**TASK ITEM:** Go through the data below line by line and count those containing the word "Mast". Reply with the count only.

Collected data
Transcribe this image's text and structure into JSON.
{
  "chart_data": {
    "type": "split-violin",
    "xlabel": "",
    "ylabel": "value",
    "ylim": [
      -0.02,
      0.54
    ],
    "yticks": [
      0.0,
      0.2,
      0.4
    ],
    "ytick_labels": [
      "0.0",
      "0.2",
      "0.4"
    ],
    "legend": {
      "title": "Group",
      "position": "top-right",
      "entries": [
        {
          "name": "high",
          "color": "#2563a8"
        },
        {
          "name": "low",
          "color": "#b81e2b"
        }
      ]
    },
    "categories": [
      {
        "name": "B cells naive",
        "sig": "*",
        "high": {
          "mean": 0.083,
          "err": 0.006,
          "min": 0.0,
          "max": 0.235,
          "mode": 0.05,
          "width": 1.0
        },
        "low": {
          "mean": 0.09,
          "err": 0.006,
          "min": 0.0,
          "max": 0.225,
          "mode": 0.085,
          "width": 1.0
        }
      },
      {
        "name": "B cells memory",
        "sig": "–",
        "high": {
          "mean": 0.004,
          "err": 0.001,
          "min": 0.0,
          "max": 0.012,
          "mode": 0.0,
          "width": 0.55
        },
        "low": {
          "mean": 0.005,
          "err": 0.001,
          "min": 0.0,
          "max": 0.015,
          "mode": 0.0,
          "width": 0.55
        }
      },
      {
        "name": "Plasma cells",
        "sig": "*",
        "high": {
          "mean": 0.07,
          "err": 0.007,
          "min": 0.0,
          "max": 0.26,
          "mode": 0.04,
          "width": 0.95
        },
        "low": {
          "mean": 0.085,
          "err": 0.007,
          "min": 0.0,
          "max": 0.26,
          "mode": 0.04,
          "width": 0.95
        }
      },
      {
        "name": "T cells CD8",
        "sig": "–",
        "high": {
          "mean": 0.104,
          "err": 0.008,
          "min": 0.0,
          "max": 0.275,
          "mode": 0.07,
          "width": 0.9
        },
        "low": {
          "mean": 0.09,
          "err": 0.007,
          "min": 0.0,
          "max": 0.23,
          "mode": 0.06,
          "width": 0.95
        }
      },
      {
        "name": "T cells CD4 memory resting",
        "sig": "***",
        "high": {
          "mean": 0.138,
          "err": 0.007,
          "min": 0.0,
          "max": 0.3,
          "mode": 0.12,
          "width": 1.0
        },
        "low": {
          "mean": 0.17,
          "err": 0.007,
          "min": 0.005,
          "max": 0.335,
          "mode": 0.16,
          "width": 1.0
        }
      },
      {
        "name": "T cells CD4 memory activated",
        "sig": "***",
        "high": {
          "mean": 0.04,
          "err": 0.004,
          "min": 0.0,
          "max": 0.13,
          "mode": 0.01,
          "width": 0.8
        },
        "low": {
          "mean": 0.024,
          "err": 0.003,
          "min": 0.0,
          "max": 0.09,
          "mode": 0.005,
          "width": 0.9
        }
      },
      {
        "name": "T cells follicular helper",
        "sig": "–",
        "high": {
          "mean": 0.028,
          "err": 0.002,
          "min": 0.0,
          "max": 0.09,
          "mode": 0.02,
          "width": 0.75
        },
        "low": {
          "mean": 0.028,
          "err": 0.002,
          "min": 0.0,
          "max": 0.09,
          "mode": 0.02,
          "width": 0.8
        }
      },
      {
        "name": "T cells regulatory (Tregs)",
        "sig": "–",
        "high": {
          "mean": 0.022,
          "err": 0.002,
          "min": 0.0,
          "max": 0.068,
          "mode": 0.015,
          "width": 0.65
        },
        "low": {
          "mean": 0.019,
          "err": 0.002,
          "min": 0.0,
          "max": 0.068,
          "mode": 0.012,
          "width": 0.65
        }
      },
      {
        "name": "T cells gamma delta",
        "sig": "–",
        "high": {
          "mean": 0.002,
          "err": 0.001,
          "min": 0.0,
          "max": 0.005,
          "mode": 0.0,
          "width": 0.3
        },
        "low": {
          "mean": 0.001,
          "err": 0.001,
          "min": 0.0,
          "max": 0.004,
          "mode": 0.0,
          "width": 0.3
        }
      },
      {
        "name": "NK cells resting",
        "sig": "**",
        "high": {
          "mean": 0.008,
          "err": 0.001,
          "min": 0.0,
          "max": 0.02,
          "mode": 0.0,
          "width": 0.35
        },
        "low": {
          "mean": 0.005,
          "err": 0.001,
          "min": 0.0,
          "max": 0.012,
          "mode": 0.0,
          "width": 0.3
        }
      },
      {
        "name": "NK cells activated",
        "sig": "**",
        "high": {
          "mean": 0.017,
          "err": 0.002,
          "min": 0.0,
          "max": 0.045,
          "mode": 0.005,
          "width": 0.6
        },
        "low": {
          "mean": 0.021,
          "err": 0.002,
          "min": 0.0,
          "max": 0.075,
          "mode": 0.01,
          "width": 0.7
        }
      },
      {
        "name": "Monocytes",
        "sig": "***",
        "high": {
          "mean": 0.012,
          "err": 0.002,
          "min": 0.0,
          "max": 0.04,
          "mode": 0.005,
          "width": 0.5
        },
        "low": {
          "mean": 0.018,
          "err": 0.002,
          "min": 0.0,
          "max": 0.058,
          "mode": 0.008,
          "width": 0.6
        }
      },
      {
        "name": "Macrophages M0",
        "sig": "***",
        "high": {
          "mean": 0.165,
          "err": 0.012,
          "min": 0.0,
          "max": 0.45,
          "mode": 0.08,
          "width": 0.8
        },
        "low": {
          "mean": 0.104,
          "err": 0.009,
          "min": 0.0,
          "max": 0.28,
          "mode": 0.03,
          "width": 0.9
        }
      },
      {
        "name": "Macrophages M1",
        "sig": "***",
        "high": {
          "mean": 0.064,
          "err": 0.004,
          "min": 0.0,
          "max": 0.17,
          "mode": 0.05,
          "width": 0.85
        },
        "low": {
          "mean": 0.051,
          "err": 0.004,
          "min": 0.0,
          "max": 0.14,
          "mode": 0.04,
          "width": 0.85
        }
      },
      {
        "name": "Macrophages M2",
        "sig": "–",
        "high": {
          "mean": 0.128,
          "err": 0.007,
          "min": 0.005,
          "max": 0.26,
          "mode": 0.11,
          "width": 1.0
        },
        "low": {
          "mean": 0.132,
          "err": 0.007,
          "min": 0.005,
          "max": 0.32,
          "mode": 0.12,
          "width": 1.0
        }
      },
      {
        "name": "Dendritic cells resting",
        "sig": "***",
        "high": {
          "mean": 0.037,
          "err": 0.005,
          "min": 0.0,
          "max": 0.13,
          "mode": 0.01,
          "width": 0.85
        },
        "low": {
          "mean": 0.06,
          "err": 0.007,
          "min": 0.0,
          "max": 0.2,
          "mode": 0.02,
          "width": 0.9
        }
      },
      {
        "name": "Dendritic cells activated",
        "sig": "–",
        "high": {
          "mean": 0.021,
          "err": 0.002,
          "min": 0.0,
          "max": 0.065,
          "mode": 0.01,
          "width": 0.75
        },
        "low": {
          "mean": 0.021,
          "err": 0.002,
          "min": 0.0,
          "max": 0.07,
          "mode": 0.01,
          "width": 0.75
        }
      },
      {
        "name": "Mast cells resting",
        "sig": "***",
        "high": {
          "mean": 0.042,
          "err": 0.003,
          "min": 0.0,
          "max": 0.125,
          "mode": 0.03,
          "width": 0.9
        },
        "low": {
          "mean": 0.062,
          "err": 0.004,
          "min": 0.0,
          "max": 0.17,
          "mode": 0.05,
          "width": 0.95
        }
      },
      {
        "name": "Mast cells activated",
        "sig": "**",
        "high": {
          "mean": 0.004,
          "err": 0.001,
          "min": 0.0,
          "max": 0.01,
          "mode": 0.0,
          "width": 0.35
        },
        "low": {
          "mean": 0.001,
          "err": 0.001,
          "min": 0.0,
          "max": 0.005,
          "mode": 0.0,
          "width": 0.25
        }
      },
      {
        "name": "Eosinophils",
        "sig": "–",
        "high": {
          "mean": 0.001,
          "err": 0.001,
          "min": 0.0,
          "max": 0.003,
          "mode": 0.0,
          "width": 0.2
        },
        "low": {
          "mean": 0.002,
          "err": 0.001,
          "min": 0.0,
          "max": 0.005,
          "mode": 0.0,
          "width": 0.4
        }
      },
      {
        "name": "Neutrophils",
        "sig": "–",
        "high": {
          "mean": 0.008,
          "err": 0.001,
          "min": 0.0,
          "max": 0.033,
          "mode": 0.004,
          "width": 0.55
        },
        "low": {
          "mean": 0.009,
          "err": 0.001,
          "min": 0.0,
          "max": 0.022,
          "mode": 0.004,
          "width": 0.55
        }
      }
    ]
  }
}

**COMPLETED EXERCISE:** 2